▶ **Exercise task**
In the listing, from the line with "- toolbar-threads-button[interactable]: t: [393, 41, 397, 59]" to the line with "- disasm-row[interactable]: 7C90E5B0", switch "register-line" to "reg-line" and write those lines out again with nothing else changed.

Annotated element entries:
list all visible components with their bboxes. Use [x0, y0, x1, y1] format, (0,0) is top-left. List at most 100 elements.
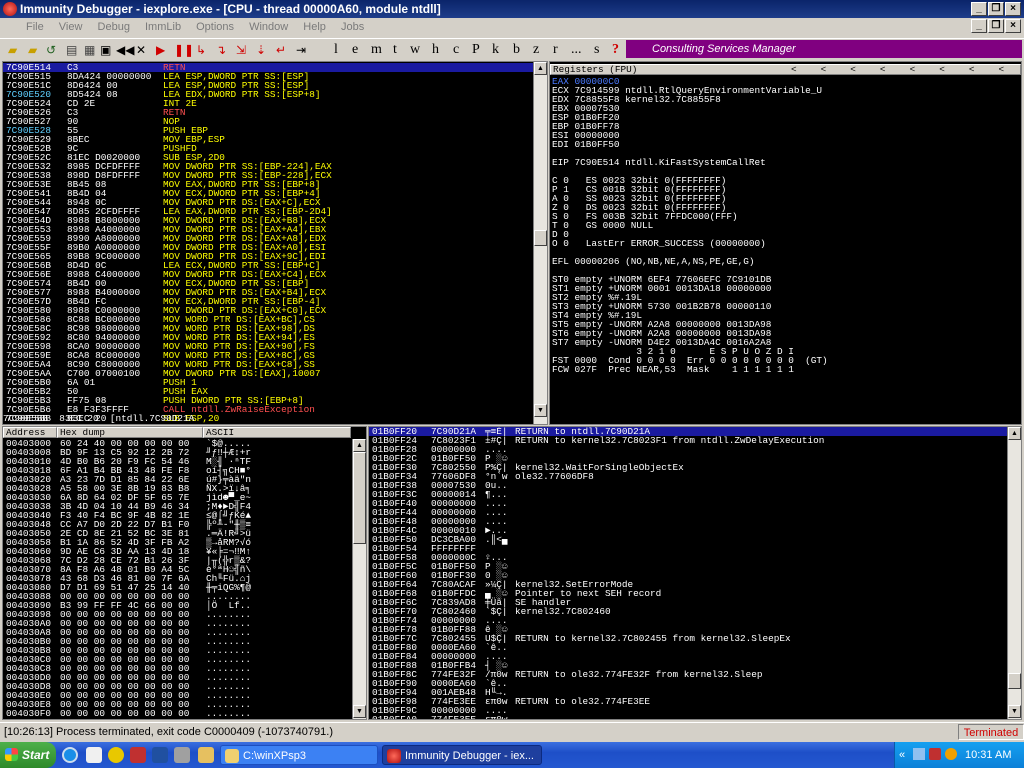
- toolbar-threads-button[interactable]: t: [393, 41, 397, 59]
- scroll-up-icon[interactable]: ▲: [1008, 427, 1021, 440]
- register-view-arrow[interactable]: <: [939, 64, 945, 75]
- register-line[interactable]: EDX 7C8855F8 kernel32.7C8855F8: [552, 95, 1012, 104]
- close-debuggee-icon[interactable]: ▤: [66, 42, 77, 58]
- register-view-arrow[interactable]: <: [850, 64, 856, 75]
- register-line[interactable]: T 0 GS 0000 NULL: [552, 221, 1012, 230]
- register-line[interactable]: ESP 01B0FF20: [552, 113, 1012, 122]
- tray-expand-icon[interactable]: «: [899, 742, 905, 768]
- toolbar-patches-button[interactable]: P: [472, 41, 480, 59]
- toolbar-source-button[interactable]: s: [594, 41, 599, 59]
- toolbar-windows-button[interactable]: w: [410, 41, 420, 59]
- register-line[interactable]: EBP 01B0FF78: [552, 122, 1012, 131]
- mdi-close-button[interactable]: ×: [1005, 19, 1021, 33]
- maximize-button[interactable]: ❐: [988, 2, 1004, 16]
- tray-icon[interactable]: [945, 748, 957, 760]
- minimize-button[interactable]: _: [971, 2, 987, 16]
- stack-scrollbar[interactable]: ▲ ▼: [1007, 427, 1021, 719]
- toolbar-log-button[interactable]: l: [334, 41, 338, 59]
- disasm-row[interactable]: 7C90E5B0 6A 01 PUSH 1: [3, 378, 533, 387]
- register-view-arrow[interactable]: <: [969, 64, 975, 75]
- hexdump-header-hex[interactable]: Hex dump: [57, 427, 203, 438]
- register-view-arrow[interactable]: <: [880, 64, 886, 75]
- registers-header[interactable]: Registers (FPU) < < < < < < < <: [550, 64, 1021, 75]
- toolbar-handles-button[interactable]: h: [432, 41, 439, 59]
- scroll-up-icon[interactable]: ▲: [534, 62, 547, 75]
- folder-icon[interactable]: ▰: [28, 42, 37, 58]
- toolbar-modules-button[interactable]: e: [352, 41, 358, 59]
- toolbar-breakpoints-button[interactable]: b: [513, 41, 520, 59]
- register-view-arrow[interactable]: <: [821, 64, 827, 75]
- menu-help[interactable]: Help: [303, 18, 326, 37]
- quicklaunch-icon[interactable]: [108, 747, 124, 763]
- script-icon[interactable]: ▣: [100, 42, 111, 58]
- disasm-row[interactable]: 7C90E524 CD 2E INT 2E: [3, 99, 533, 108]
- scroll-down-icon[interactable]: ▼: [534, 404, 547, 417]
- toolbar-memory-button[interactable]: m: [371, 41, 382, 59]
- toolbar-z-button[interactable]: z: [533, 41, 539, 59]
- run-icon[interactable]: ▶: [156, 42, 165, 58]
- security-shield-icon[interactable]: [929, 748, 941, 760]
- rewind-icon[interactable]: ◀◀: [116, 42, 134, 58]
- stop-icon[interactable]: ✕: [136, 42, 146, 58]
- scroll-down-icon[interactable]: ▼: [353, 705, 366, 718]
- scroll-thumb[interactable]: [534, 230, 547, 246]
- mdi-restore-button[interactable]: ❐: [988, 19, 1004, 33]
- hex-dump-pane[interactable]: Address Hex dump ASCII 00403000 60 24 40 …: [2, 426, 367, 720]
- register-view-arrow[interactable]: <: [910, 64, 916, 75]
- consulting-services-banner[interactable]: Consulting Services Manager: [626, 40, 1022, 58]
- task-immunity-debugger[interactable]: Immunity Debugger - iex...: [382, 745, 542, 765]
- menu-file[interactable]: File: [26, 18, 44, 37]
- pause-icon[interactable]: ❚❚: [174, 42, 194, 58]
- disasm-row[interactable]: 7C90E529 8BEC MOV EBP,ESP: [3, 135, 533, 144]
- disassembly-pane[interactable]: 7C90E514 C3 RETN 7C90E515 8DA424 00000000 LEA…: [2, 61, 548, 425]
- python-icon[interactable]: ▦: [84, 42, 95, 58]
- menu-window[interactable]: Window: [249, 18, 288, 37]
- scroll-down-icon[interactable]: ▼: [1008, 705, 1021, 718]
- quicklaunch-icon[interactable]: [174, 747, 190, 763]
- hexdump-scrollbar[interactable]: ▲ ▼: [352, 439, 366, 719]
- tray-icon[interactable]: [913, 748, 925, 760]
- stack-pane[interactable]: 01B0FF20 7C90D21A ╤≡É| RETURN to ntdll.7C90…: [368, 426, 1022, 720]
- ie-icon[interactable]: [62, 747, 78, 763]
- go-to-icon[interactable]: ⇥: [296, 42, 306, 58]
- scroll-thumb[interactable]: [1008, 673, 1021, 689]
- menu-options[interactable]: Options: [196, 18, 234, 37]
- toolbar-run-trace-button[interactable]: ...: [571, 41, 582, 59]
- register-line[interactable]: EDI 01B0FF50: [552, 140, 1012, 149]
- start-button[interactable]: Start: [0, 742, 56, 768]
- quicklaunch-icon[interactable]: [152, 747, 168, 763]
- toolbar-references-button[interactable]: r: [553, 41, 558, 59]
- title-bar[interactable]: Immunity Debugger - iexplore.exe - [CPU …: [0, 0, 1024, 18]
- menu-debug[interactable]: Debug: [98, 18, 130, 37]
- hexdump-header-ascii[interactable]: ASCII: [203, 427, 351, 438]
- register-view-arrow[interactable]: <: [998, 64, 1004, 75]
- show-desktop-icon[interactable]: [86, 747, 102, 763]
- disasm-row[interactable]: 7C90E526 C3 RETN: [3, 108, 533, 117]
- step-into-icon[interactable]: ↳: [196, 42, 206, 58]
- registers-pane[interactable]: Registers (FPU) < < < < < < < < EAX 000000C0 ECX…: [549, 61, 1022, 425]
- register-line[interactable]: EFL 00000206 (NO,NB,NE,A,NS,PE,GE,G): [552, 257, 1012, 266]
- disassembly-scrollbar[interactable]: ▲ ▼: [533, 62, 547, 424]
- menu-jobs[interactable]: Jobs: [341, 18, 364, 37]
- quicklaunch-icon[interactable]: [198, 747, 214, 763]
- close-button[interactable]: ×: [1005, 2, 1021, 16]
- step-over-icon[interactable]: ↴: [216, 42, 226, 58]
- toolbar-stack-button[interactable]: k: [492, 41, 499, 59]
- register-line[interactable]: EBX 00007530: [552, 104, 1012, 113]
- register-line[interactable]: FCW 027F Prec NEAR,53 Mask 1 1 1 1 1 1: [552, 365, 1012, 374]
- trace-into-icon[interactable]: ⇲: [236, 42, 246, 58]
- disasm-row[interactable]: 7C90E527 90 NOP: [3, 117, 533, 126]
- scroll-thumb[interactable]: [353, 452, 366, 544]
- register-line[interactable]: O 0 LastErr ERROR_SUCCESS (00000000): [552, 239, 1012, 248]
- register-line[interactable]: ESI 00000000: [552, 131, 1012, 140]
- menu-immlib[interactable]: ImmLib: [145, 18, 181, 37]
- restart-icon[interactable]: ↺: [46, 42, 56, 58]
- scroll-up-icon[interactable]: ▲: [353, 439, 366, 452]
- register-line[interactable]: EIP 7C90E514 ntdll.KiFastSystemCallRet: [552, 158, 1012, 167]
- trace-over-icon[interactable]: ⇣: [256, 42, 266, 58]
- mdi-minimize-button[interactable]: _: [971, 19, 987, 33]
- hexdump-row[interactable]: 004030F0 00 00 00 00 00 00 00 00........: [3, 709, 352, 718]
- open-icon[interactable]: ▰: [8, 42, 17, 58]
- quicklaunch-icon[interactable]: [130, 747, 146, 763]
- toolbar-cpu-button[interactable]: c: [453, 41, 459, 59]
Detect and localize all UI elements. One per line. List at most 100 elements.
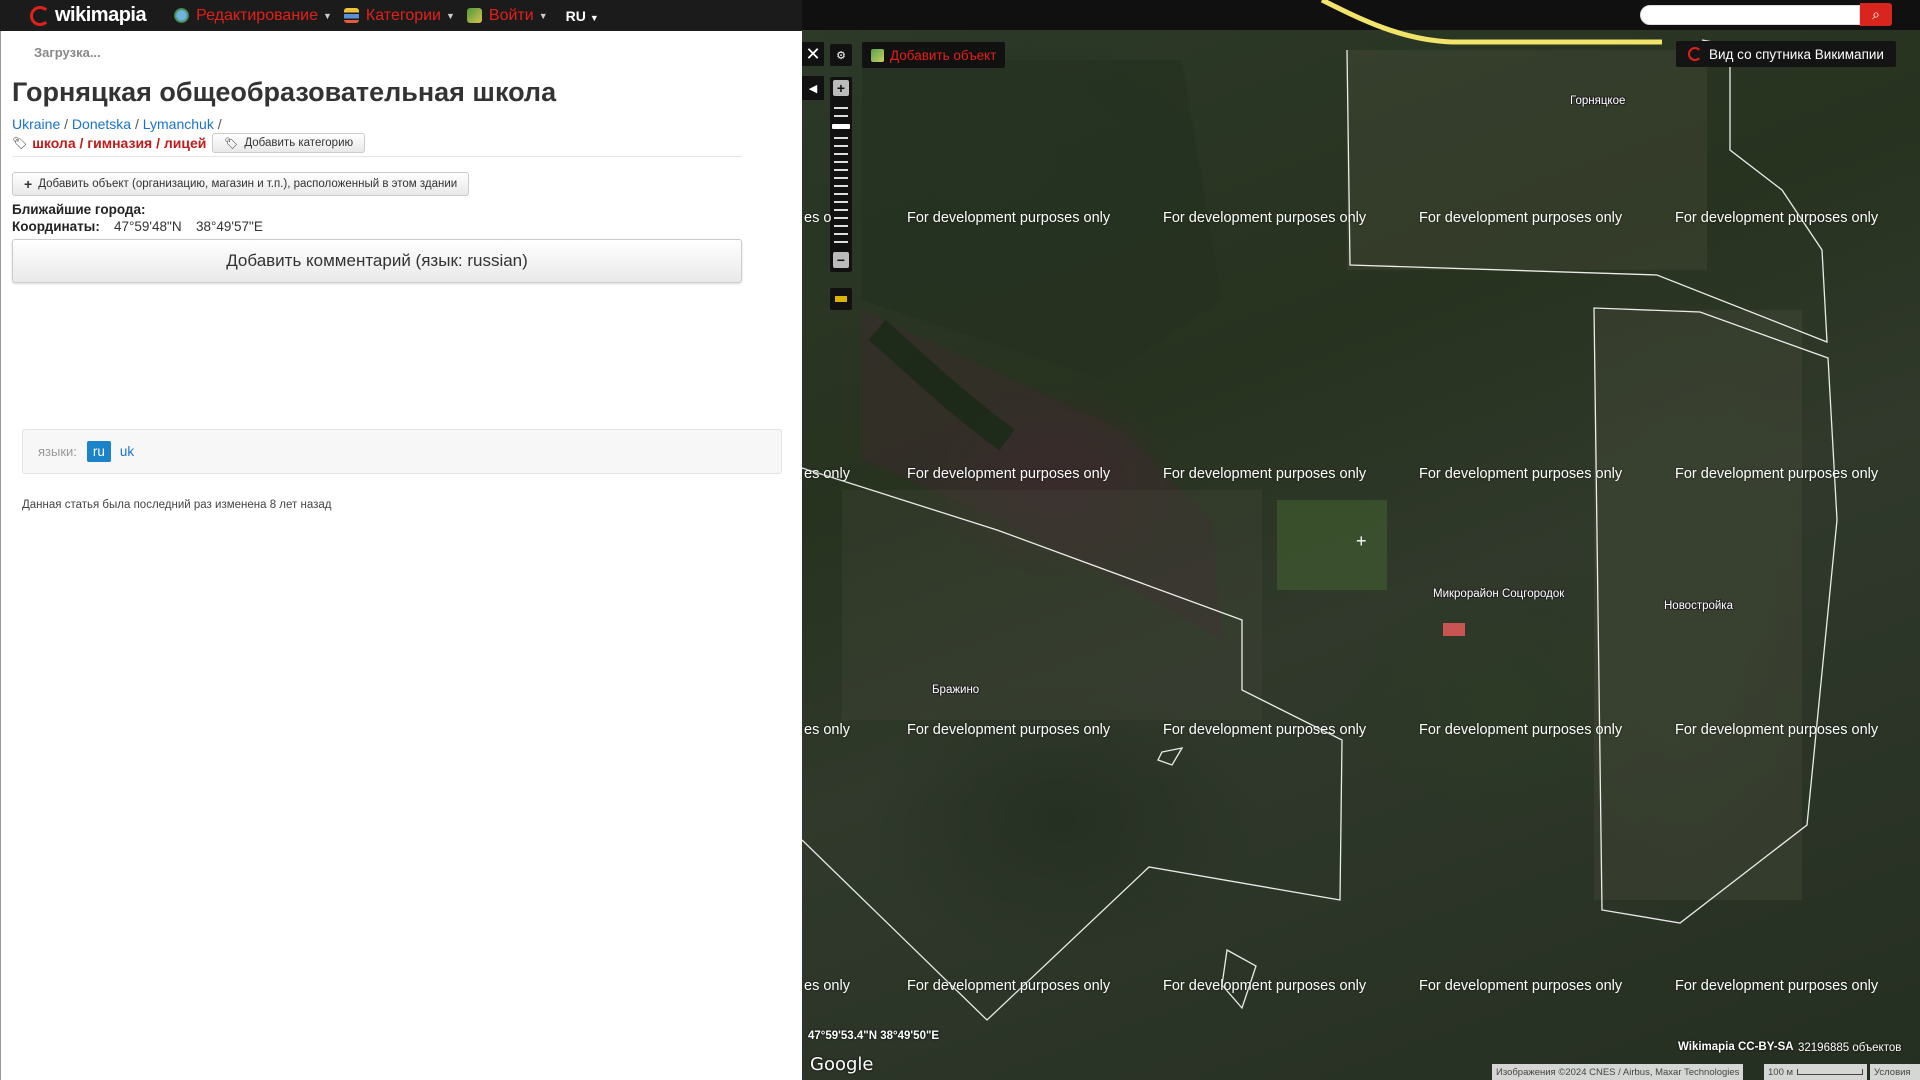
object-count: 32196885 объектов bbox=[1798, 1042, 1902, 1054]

▶ **Finished task**
- toolbar-threads-button[interactable]: t: [393, 41, 397, 59]
- scroll-up-icon[interactable]: ▲: [1008, 427, 1021, 440]
- register-view-arrow[interactable]: <: [939, 64, 945, 75]
- reg-line[interactable]: EDX 7C8855F8 kernel32.7C8855F8: [552, 95, 1012, 104]
- close-debuggee-icon[interactable]: ▤: [66, 42, 77, 58]
- register-view-arrow[interactable]: <: [850, 64, 856, 75]
- reg-line[interactable]: T 0 GS 0000 NULL: [552, 221, 1012, 230]
- reg-line[interactable]: ESP 01B0FF20: [552, 113, 1012, 122]
- tray-expand-icon[interactable]: «: [899, 742, 905, 768]
- toolbar-patches-button[interactable]: P: [472, 41, 480, 59]
- toolbar-source-button[interactable]: s: [594, 41, 599, 59]
- toolbar-windows-button[interactable]: w: [410, 41, 420, 59]
- reg-line[interactable]: EBP 01B0FF78: [552, 122, 1012, 131]
- mdi-close-button[interactable]: ×: [1005, 19, 1021, 33]
- maximize-button[interactable]: ❐: [988, 2, 1004, 16]
- tray-icon[interactable]: [945, 748, 957, 760]
- minimize-button[interactable]: _: [971, 2, 987, 16]
- stack-scrollbar[interactable]: ▲ ▼: [1007, 427, 1021, 719]
- toolbar-log-button[interactable]: l: [334, 41, 338, 59]
- disasm-row[interactable]: 7C90E5B0 6A 01 PUSH 1: [3, 378, 533, 387]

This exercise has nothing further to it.